Stored items:
"""

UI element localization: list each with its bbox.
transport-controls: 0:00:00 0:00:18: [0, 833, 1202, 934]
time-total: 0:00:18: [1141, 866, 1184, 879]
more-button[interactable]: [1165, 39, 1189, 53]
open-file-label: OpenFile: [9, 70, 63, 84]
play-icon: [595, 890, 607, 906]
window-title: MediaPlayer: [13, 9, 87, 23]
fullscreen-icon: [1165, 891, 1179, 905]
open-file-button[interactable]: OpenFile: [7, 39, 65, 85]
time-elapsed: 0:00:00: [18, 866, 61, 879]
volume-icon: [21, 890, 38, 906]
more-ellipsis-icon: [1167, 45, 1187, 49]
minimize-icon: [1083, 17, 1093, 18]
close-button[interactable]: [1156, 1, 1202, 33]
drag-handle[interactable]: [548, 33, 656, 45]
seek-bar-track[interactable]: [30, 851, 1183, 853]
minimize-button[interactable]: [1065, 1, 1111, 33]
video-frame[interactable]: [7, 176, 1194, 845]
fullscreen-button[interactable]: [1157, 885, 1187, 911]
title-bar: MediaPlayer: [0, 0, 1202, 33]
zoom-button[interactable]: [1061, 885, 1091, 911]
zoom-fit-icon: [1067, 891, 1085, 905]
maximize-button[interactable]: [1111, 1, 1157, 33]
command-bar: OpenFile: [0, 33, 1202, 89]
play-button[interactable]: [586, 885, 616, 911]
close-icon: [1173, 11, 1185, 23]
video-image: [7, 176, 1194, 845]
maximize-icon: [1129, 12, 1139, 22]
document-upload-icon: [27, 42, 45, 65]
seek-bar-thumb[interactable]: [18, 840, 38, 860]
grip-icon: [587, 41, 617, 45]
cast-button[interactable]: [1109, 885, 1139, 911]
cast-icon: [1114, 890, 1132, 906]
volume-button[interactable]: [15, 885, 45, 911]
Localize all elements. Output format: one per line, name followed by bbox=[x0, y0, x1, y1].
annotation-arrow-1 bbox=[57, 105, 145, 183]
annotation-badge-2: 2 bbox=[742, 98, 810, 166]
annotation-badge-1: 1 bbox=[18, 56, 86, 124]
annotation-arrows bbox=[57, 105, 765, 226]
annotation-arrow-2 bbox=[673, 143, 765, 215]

"""

Written exercise
Retype every line of the records word for word, leaving nothing out.

Result
UI element localization: list each with its bbox.
transport-controls: 0:00:00 0:00:18: [0, 833, 1202, 934]
time-total: 0:00:18: [1141, 866, 1184, 879]
more-button[interactable]: [1165, 39, 1189, 53]
open-file-label: OpenFile: [9, 70, 63, 84]
play-icon: [595, 890, 607, 906]
window-title: MediaPlayer: [13, 9, 87, 23]
fullscreen-icon: [1165, 891, 1179, 905]
open-file-button[interactable]: OpenFile: [7, 39, 65, 85]
time-elapsed: 0:00:00: [18, 866, 61, 879]
volume-icon: [21, 890, 38, 906]
more-ellipsis-icon: [1167, 45, 1187, 49]
minimize-icon: [1083, 17, 1093, 18]
close-button[interactable]: [1156, 1, 1202, 33]
drag-handle[interactable]: [548, 33, 656, 45]
seek-bar-track[interactable]: [30, 851, 1183, 853]
minimize-button[interactable]: [1065, 1, 1111, 33]
video-frame[interactable]: [7, 176, 1194, 845]
fullscreen-button[interactable]: [1157, 885, 1187, 911]
title-bar: MediaPlayer: [0, 0, 1202, 33]
zoom-button[interactable]: [1061, 885, 1091, 911]
zoom-fit-icon: [1067, 891, 1085, 905]
maximize-button[interactable]: [1111, 1, 1157, 33]
command-bar: OpenFile: [0, 33, 1202, 89]
play-button[interactable]: [586, 885, 616, 911]
close-icon: [1173, 11, 1185, 23]
video-image: [7, 176, 1194, 845]
maximize-icon: [1129, 12, 1139, 22]
document-upload-icon: [27, 42, 45, 65]
seek-bar-thumb[interactable]: [18, 840, 38, 860]
grip-icon: [587, 41, 617, 45]
cast-button[interactable]: [1109, 885, 1139, 911]
cast-icon: [1114, 890, 1132, 906]
volume-button[interactable]: [15, 885, 45, 911]
Localize all elements. Output format: one per line, name followed by bbox=[x0, y0, x1, y1].
annotation-arrow-1 bbox=[57, 105, 145, 183]
annotation-badge-2: 2 bbox=[742, 98, 810, 166]
annotation-badge-1: 1 bbox=[18, 56, 86, 124]
annotation-arrows bbox=[57, 105, 765, 226]
annotation-arrow-2 bbox=[673, 143, 765, 215]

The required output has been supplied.